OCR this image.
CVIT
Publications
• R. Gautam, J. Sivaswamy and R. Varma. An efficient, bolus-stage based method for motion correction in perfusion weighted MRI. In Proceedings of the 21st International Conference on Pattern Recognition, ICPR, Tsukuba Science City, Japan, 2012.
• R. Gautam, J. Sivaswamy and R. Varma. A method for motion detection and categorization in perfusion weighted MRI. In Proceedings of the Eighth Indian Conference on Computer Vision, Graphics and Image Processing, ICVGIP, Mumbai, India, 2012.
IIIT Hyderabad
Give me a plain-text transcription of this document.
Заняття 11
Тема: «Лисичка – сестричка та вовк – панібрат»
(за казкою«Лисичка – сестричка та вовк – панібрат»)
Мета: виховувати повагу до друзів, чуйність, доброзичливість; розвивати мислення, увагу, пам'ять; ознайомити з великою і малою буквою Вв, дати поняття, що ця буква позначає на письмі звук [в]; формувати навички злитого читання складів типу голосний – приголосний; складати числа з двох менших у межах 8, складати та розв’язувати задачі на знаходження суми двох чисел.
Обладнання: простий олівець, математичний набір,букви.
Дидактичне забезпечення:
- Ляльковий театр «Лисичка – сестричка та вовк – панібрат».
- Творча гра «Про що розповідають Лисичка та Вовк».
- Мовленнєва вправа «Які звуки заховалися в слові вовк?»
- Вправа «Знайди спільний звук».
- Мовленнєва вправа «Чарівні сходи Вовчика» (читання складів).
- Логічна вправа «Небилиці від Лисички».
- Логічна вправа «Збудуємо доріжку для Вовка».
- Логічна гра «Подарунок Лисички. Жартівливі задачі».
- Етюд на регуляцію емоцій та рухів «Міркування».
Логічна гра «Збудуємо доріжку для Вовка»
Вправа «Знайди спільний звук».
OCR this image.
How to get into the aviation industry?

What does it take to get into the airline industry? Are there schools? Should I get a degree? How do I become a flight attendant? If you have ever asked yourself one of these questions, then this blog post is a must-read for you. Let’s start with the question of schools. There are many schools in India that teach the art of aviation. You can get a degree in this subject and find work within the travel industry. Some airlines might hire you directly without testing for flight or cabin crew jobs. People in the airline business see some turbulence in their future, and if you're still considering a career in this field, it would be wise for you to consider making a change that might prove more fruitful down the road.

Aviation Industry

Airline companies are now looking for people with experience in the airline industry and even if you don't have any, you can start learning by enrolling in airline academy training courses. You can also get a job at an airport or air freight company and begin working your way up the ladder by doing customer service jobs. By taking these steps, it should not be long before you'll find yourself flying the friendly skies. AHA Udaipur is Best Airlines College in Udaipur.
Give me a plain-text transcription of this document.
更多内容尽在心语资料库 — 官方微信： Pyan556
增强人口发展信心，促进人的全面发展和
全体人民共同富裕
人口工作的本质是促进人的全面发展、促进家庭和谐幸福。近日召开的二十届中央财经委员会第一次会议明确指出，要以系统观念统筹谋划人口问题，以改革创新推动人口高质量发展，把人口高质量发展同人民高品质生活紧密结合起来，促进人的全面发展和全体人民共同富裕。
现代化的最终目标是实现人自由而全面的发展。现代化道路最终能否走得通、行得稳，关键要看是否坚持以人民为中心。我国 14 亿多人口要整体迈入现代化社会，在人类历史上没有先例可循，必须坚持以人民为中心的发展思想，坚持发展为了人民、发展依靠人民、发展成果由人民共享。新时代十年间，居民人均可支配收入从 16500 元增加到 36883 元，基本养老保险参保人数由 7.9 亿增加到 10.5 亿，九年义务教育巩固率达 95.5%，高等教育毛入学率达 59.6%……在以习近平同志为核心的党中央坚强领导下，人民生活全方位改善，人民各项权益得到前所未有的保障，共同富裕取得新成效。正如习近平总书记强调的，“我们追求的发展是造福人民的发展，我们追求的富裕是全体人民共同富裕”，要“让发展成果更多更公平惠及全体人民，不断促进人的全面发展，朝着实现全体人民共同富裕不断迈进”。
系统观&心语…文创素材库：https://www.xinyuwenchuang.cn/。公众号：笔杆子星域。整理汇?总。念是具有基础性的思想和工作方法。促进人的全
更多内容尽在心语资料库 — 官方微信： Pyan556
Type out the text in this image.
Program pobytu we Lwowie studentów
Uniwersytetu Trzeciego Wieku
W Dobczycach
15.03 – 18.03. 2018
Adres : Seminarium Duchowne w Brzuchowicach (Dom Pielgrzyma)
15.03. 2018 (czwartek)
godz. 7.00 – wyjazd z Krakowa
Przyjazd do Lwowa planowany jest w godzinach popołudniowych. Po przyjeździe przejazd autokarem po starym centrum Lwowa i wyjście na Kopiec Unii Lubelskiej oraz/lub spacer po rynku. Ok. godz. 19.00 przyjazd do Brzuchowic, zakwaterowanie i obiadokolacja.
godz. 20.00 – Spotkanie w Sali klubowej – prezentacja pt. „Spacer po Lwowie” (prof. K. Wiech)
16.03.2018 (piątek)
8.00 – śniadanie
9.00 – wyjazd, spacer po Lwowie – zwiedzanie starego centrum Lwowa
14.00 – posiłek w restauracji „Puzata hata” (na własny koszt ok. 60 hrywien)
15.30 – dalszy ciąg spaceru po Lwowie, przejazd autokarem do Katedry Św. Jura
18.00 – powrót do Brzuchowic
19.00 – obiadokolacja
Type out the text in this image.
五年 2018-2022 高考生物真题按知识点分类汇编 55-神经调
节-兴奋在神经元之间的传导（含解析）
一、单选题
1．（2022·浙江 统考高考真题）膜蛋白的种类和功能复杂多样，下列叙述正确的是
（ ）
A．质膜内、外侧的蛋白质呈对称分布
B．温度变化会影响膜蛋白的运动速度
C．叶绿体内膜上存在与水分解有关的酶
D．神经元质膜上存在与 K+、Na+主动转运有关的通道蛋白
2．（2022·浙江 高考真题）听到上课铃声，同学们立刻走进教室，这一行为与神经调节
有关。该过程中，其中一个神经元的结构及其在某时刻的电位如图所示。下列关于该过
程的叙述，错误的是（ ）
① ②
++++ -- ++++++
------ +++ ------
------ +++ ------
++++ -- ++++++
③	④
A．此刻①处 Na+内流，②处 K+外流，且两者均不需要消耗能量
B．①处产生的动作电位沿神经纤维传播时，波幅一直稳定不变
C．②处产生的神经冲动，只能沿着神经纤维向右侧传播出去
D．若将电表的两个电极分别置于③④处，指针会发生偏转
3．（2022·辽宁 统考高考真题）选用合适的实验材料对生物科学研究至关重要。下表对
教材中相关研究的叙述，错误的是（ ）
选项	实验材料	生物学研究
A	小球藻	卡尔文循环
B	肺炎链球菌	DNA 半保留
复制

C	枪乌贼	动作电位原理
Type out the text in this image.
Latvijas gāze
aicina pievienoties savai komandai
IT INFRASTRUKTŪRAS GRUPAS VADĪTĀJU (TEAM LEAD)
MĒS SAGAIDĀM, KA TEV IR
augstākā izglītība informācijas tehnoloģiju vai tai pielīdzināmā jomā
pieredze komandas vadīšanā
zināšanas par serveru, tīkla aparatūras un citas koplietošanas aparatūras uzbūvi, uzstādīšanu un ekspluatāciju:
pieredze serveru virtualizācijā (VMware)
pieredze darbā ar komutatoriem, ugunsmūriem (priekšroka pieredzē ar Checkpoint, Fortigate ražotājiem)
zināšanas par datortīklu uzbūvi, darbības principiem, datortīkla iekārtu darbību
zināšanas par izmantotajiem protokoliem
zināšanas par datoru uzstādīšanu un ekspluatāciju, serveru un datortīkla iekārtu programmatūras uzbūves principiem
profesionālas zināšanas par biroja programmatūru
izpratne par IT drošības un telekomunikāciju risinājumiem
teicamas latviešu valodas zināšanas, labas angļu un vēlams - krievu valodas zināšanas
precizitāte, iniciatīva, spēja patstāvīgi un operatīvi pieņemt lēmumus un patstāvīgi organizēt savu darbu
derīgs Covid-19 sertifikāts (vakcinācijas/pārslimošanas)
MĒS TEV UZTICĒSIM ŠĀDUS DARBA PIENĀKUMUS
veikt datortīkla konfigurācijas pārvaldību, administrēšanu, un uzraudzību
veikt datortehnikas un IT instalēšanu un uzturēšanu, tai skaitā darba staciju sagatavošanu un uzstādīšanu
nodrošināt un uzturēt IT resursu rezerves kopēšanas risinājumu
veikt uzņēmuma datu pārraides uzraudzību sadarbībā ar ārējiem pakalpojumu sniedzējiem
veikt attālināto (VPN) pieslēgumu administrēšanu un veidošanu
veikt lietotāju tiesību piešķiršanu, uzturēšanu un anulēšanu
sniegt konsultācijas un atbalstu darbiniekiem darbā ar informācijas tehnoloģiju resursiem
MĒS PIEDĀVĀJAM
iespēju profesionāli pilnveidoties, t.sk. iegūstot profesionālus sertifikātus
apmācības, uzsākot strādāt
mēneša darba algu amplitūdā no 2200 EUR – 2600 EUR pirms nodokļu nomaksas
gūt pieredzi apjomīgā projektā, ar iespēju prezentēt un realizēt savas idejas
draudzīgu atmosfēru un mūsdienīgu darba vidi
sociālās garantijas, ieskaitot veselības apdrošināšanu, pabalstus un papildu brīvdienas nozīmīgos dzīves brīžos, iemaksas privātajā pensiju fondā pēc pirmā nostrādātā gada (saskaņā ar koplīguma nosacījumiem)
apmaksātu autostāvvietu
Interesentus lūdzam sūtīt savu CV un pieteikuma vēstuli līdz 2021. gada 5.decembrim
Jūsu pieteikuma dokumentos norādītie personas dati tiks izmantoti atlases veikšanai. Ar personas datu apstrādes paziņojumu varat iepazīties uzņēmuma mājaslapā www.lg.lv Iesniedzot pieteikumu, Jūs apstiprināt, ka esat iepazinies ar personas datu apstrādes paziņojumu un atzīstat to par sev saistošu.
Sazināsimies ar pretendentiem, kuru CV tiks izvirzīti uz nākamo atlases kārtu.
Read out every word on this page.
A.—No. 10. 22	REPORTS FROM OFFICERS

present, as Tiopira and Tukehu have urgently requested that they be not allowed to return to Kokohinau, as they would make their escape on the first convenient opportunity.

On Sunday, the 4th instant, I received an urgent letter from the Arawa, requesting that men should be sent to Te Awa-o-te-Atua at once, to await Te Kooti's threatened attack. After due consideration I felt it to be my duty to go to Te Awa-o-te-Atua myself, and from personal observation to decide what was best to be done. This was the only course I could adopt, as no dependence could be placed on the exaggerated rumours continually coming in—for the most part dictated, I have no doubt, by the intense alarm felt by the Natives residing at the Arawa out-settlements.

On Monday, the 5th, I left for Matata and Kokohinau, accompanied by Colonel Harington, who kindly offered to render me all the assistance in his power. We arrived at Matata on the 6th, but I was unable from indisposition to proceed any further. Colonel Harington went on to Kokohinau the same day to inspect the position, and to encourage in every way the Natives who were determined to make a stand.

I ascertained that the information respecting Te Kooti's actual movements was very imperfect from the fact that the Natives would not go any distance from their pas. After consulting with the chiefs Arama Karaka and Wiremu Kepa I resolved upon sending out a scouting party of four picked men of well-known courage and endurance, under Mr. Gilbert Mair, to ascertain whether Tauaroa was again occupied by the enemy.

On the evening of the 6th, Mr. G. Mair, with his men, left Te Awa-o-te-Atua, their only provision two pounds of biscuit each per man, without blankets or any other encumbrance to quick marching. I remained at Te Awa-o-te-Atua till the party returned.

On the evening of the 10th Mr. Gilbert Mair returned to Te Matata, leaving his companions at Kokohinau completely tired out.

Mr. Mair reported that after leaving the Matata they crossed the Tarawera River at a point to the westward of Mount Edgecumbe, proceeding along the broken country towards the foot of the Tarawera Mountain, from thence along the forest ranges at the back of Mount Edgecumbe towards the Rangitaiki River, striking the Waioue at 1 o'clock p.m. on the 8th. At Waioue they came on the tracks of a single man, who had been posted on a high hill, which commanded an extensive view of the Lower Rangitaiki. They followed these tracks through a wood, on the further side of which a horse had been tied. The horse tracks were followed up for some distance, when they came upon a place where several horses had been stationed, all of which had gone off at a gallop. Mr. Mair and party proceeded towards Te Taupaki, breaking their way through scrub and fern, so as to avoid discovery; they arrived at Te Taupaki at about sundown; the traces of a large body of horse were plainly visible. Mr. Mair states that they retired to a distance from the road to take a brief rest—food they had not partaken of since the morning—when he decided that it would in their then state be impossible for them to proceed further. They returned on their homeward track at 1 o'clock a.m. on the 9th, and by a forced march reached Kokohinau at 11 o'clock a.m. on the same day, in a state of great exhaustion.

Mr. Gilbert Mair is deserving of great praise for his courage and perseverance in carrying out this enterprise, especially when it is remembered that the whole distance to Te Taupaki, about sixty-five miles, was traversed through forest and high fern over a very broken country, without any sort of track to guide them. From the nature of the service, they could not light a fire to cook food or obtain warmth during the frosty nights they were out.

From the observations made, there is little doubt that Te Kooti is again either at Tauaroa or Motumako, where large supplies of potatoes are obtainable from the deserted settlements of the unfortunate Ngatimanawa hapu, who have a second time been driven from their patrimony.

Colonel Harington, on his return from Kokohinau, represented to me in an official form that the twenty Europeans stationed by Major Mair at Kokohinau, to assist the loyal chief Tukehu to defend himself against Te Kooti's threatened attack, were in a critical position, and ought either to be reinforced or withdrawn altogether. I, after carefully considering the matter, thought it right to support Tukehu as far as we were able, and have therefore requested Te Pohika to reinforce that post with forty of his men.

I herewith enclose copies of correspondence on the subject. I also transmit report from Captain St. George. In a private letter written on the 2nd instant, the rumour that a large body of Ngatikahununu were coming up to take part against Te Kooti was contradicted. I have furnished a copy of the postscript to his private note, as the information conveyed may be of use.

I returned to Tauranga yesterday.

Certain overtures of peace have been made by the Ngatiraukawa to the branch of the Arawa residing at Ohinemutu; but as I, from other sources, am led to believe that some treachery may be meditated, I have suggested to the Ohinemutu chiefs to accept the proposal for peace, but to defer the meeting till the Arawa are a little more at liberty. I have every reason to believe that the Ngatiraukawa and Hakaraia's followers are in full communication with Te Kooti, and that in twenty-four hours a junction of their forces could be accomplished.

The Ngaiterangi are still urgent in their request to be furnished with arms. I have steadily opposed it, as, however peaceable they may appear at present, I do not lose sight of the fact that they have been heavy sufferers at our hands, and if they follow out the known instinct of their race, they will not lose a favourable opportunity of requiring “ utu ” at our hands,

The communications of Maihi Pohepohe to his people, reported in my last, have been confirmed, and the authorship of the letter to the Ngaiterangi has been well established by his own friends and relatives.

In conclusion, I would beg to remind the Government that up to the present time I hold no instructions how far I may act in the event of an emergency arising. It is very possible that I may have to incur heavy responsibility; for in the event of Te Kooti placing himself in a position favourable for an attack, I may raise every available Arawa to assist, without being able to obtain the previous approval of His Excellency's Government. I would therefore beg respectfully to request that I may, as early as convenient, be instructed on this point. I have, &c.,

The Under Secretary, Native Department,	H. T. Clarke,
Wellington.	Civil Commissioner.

*-*-*

DIRECTION:
Scan the material for lines with the word "Логічна", and copy each line you find.

TASK ANSWER:
- Логічна вправа «Небилиці від Лисички».
- Логічна вправа «Збудуємо доріжку для Вовка».
- Логічна гра «Подарунок Лисички. Жартівливі задачі».
Логічна гра «Збудуємо доріжку для Вовка»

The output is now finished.